[Dataset rows about figures]
--- BEGIN ---

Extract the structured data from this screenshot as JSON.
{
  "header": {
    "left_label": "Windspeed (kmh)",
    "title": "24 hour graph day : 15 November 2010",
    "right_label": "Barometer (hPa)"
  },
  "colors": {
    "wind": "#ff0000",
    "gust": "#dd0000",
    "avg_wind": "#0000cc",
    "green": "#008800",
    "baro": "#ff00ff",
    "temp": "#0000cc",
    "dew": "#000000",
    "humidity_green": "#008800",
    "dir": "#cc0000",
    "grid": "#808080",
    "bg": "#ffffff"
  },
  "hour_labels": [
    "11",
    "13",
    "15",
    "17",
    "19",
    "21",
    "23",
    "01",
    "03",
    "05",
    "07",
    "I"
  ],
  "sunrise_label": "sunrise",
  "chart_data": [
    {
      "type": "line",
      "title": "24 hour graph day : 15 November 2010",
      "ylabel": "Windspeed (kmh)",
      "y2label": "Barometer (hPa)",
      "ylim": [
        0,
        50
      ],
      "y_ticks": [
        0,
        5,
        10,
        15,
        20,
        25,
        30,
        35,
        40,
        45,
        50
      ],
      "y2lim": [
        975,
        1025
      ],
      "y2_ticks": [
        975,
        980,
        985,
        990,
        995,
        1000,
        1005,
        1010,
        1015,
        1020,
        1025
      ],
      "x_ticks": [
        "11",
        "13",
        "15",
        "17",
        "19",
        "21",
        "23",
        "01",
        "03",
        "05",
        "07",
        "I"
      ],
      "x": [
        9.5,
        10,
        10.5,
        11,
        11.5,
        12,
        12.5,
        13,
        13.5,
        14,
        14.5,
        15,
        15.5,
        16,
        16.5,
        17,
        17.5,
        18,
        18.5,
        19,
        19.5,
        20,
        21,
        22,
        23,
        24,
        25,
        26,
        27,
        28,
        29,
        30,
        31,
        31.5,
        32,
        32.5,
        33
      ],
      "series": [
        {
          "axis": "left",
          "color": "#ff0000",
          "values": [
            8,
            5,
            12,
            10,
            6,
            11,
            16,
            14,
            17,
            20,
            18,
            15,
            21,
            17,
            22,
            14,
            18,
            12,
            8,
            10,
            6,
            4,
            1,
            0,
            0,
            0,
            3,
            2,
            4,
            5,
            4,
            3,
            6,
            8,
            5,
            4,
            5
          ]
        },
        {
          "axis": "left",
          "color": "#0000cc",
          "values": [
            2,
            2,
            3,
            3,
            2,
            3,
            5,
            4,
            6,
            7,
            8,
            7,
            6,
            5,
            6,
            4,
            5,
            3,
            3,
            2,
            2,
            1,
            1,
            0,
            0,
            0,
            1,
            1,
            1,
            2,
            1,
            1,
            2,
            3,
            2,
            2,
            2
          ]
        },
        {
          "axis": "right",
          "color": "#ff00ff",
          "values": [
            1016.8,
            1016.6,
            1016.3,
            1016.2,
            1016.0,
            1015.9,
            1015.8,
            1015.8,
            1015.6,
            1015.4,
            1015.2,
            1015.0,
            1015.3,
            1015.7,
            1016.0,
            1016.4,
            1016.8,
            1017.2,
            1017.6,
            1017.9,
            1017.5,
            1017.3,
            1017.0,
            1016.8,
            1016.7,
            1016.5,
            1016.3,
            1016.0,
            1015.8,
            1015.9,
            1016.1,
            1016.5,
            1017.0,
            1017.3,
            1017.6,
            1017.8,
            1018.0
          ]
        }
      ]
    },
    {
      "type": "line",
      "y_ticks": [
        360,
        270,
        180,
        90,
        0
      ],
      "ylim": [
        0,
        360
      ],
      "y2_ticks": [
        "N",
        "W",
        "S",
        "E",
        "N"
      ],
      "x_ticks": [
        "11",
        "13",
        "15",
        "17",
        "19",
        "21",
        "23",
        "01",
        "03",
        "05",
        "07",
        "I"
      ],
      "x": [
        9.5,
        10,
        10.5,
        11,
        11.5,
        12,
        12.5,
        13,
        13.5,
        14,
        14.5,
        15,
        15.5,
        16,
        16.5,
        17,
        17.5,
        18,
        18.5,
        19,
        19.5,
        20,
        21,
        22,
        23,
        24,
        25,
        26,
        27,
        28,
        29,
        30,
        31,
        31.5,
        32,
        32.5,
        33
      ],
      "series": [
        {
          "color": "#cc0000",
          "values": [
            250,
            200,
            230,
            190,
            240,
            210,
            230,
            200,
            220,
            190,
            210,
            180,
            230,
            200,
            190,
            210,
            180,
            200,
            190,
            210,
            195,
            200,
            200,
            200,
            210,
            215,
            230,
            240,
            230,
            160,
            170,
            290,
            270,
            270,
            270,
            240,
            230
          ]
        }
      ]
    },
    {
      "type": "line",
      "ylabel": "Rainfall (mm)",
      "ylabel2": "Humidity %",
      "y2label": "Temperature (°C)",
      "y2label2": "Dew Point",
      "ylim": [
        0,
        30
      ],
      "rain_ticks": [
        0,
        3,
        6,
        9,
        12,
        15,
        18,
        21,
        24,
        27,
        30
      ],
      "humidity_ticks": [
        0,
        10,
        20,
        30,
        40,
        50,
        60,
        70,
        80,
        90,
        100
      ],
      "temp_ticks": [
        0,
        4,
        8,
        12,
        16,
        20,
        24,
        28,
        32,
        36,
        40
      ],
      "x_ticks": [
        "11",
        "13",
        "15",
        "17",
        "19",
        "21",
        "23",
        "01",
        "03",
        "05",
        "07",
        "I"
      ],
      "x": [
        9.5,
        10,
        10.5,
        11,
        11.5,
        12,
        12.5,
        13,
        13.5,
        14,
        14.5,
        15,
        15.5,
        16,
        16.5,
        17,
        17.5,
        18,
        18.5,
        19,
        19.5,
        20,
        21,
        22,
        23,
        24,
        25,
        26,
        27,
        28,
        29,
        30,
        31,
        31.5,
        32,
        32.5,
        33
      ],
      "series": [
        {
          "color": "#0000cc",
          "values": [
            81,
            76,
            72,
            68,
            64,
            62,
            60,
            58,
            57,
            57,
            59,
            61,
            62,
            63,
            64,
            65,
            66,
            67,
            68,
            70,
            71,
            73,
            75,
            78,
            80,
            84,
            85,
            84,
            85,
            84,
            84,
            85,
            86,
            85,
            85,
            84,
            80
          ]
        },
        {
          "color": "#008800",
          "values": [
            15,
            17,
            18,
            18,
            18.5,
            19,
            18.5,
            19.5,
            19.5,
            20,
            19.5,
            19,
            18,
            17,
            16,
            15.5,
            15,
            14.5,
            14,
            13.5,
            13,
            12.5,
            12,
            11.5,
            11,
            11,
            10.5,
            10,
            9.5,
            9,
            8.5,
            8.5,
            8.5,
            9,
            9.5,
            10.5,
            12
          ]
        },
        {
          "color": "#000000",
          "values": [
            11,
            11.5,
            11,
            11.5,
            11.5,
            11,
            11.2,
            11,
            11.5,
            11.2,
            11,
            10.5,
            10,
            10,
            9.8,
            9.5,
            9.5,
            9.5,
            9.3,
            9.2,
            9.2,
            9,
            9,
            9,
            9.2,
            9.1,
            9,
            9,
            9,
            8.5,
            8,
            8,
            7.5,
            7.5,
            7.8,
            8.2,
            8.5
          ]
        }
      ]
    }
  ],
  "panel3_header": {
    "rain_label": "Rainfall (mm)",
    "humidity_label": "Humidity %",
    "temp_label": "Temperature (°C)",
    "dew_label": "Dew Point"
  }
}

--- END ---

#### [What to work on]
Search the entries for the string "November" and collect each line that has it.

#### [Exercise output]
    "title": "24 hour graph day : 15 November 2010",
      "title": "24 hour graph day : 15 November 2010",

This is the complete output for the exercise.